[RAW RECORDS]

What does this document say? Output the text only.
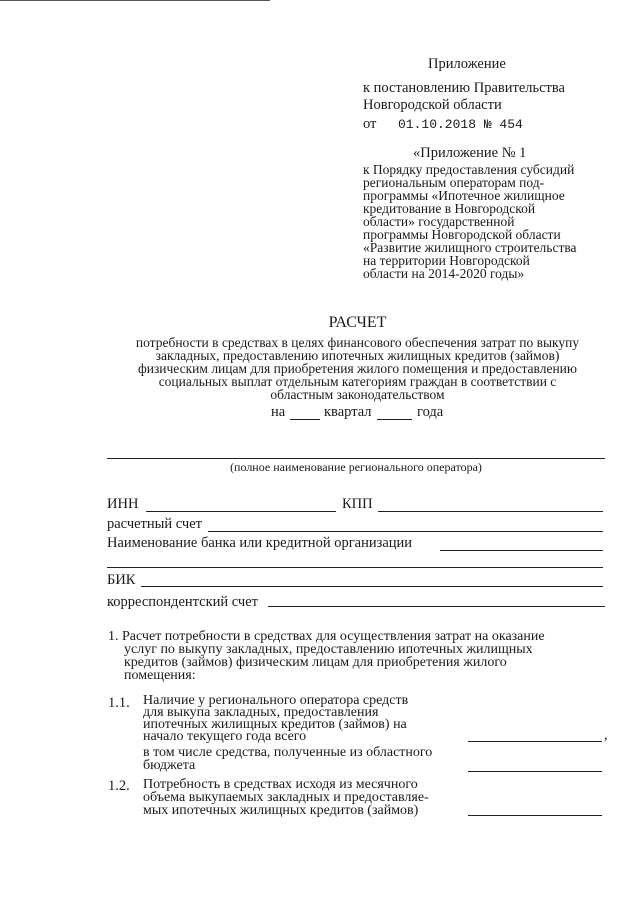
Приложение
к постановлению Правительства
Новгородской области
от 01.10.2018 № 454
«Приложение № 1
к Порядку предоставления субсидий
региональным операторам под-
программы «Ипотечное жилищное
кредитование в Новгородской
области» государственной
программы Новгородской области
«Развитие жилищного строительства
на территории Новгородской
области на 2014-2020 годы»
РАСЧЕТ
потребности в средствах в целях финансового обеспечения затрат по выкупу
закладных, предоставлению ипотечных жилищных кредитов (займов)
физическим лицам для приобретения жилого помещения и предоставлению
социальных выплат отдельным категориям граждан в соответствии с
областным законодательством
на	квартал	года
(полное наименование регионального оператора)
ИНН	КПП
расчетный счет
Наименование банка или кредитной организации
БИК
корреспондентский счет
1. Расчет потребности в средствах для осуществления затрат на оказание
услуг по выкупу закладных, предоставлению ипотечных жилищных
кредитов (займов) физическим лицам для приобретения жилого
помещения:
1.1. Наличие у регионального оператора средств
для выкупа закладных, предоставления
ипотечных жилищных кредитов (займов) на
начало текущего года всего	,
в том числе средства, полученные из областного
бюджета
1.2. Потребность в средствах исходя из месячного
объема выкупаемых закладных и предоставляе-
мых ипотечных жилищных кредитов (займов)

---

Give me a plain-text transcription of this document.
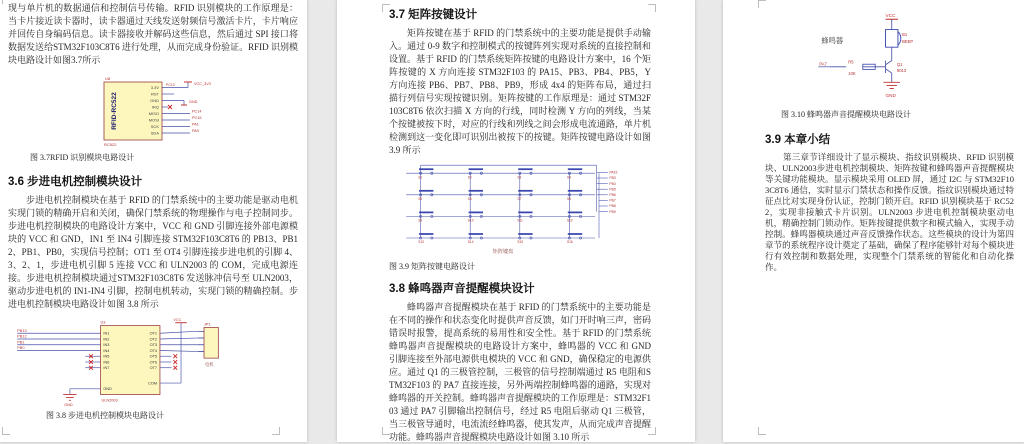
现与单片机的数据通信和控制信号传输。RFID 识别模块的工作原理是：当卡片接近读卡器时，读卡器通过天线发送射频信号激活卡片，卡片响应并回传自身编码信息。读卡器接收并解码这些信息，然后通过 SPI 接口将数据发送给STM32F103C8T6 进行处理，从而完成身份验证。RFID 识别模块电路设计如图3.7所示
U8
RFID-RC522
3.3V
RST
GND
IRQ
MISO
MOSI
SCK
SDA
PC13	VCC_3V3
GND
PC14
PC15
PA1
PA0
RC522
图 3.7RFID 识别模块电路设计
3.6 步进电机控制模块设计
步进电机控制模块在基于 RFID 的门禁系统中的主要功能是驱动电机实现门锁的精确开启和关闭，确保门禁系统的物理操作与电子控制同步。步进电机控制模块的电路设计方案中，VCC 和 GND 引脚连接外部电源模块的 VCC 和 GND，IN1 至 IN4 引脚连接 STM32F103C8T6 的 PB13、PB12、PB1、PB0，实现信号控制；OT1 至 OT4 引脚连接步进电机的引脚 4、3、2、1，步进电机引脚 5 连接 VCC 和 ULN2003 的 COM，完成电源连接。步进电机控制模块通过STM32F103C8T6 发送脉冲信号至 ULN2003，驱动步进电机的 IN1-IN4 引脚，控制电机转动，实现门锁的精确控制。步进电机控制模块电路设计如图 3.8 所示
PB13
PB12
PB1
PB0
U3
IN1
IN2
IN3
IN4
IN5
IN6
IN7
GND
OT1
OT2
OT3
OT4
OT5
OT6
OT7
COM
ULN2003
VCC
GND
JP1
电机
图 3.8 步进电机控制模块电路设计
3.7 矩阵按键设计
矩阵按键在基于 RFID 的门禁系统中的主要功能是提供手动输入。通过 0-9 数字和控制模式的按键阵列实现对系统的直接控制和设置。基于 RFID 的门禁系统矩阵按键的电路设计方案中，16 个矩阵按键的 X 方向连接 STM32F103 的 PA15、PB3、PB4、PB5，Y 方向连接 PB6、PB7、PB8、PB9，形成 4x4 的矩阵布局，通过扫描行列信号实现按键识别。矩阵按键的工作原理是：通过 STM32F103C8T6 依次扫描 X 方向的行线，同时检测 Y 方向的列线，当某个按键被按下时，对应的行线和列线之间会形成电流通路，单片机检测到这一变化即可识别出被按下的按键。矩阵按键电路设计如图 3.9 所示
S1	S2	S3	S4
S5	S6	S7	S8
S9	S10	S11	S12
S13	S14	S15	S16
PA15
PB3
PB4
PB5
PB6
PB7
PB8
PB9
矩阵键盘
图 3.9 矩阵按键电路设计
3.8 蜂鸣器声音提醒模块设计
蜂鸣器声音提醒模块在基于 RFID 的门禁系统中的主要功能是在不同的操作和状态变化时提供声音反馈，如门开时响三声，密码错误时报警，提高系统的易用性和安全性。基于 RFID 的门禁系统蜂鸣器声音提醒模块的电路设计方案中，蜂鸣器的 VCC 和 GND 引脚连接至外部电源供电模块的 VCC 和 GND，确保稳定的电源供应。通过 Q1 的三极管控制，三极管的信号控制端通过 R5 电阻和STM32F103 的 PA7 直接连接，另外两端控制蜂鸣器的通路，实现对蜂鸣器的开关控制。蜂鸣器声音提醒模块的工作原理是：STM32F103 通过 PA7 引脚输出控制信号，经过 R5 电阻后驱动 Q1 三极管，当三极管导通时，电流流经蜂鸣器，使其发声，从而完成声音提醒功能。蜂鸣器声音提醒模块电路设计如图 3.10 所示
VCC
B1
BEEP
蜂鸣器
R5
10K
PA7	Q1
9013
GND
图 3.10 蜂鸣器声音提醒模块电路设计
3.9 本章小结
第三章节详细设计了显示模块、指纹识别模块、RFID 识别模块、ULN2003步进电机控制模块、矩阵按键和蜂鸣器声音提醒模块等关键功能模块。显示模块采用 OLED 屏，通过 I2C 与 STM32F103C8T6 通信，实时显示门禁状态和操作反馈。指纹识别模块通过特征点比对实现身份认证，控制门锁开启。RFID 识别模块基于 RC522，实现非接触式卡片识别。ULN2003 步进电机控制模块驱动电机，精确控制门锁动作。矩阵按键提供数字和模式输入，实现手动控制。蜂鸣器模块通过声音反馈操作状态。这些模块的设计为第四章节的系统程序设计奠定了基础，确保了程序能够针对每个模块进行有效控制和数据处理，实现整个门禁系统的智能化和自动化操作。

* * *

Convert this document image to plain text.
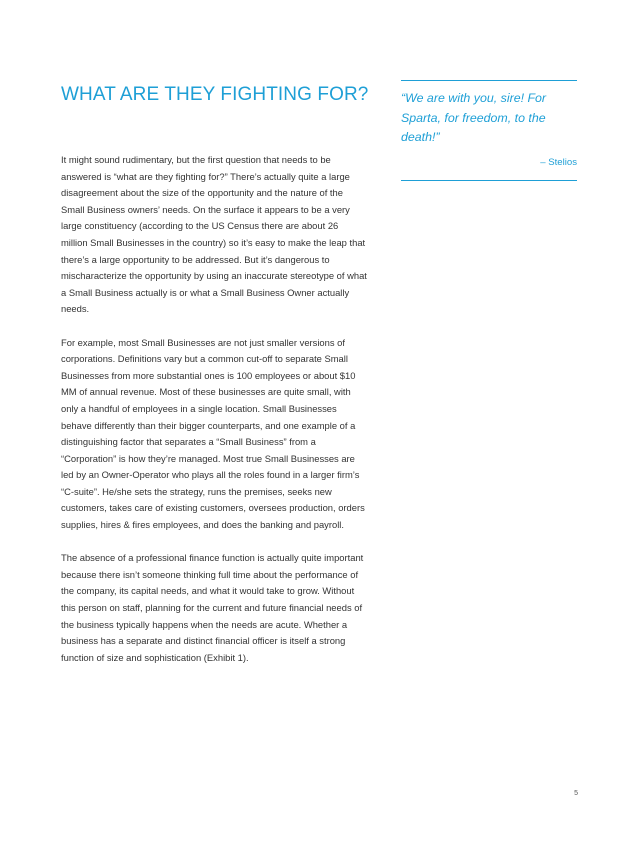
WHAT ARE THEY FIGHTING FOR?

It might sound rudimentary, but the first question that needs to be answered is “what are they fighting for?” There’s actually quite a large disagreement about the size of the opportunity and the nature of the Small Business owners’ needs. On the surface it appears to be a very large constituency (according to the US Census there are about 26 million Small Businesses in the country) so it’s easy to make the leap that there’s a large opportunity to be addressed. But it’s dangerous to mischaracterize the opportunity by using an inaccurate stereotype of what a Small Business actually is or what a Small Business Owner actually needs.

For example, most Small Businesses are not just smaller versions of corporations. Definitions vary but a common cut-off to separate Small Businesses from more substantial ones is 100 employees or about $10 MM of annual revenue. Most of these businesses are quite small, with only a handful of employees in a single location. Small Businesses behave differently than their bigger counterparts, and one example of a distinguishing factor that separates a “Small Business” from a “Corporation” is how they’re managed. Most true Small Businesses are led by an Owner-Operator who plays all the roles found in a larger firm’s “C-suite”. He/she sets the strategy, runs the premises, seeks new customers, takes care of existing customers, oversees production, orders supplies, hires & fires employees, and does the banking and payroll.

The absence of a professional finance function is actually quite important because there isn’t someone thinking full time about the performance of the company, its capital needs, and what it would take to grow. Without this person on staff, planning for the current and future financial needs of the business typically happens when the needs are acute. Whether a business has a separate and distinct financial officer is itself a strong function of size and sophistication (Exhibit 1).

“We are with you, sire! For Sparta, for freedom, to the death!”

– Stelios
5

[WRITTEN INSTRUCTION] Gather up every line in the data above that contains the word "предоставлению", copying each one.

[OUTPUT OF THE EXERCISE]
закладных, предоставлению ипотечных жилищных кредитов (займов)
физическим лицам для приобретения жилого помещения и предоставлению
услуг по выкупу закладных, предоставлению ипотечных жилищных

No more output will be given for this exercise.